→ GIVEN TASK: Pick out the lines containing "this".

>> Start EXERCISE INPUT

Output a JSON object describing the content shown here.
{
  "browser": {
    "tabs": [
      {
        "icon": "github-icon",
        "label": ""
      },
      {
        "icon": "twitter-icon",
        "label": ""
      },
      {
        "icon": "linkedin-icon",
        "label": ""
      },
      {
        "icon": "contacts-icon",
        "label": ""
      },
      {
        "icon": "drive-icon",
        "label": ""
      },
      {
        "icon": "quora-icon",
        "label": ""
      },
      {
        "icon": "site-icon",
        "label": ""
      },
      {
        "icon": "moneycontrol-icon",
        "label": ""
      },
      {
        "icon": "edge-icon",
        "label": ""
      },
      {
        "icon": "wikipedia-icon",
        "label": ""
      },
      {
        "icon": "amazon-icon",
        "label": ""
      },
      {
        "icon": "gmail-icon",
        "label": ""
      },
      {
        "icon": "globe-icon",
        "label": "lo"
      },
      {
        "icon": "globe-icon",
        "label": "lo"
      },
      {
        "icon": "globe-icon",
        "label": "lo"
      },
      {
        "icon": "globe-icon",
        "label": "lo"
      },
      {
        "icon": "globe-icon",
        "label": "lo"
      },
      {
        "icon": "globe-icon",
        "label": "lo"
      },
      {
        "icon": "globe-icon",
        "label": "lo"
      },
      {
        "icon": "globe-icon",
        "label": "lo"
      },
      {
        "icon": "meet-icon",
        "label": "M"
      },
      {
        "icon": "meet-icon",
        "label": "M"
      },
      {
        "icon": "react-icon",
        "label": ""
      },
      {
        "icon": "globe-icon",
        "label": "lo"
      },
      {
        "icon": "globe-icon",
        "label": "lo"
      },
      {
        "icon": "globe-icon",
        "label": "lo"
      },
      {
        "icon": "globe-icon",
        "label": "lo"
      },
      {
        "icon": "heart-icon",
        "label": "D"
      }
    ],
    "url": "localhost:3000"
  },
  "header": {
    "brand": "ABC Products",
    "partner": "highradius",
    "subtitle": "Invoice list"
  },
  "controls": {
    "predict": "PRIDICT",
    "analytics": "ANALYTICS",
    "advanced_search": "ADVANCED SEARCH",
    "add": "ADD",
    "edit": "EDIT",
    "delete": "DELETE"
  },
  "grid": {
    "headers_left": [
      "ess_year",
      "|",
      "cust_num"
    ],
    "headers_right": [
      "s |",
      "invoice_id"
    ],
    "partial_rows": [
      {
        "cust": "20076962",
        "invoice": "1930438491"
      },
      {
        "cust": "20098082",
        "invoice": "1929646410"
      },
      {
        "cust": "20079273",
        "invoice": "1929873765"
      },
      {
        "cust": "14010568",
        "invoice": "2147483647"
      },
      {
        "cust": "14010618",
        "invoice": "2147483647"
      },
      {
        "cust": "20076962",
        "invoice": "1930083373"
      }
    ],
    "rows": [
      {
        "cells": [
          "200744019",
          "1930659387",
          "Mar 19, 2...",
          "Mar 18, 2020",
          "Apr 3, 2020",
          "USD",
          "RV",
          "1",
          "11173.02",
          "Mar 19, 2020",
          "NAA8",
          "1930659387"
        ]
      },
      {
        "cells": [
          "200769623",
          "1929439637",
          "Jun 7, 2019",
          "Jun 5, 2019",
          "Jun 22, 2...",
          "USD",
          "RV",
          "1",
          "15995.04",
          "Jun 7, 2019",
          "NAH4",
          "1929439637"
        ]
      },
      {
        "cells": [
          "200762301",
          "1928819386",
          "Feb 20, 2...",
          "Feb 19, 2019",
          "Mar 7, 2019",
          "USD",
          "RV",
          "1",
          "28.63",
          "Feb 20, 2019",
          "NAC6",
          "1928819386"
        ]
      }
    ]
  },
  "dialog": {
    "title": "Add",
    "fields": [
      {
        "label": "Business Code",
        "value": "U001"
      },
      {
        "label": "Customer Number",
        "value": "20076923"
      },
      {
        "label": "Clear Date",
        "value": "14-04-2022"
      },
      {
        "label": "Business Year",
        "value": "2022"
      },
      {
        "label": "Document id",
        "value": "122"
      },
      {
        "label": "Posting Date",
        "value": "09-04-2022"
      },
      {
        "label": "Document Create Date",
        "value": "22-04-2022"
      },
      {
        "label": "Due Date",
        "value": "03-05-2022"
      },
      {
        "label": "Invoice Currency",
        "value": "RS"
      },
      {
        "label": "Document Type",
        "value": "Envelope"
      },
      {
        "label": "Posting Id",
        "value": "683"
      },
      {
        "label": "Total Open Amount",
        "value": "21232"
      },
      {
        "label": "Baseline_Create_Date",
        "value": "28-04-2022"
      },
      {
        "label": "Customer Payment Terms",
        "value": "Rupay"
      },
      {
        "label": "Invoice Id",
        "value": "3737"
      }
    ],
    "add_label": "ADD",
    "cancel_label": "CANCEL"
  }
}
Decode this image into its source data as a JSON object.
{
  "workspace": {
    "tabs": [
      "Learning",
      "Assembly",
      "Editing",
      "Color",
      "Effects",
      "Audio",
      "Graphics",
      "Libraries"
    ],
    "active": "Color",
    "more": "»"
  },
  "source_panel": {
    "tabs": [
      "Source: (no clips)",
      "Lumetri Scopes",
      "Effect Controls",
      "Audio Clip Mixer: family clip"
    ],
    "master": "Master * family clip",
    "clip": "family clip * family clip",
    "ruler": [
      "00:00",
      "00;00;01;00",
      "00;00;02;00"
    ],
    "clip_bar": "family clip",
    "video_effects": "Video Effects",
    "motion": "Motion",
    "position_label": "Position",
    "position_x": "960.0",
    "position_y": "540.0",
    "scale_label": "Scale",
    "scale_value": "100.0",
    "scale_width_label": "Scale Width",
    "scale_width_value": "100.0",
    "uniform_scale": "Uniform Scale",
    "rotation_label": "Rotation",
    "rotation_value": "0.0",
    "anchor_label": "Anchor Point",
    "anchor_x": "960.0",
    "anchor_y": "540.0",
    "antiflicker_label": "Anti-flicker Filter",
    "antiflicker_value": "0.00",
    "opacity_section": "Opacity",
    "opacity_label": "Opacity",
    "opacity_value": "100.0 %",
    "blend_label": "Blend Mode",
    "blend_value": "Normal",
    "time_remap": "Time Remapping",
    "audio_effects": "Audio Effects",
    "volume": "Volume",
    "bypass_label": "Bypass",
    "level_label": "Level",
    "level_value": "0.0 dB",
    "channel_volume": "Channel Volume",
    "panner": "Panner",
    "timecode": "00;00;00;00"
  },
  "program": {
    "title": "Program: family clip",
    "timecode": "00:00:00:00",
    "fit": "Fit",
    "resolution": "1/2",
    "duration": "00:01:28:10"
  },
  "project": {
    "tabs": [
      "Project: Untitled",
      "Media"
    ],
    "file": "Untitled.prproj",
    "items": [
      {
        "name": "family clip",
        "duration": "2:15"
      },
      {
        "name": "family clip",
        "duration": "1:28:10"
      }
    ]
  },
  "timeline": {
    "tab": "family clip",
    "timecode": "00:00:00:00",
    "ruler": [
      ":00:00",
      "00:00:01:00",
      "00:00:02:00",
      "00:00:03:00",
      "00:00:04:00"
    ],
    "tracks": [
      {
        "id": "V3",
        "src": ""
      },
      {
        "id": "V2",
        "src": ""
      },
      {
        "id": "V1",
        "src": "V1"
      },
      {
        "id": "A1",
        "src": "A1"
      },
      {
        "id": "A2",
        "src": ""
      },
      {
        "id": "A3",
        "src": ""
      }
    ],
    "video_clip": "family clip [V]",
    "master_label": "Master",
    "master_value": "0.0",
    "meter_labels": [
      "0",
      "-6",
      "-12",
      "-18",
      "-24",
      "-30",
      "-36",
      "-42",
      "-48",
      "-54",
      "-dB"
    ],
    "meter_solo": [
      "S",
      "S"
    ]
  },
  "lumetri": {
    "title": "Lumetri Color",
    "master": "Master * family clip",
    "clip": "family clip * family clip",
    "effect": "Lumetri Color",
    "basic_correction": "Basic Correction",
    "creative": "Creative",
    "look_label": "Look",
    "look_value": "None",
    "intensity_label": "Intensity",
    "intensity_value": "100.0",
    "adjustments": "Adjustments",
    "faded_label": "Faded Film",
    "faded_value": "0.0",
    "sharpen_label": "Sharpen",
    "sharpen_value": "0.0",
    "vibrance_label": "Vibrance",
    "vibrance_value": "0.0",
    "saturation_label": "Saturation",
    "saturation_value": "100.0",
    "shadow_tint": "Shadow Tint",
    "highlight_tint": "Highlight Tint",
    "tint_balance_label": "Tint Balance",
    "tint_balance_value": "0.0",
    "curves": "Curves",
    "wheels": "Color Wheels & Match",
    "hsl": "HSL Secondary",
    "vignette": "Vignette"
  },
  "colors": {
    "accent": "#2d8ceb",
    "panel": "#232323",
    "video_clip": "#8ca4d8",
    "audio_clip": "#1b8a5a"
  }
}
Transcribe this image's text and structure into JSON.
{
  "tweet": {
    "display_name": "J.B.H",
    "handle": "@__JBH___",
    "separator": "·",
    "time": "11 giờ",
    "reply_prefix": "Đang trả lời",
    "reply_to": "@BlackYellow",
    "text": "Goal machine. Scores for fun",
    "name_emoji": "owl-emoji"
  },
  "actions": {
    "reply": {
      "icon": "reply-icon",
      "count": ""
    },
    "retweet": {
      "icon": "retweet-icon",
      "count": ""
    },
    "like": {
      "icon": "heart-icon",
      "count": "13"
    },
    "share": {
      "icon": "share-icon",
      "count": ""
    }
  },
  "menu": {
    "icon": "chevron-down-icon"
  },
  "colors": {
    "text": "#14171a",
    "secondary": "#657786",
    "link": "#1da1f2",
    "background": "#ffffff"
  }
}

>> End EXERCISE INPUT

→ SOLUTION TO THE PROBLEM:
Decode this image into its source data as a JSON object.
Transcribe this image's text and structure into JSON.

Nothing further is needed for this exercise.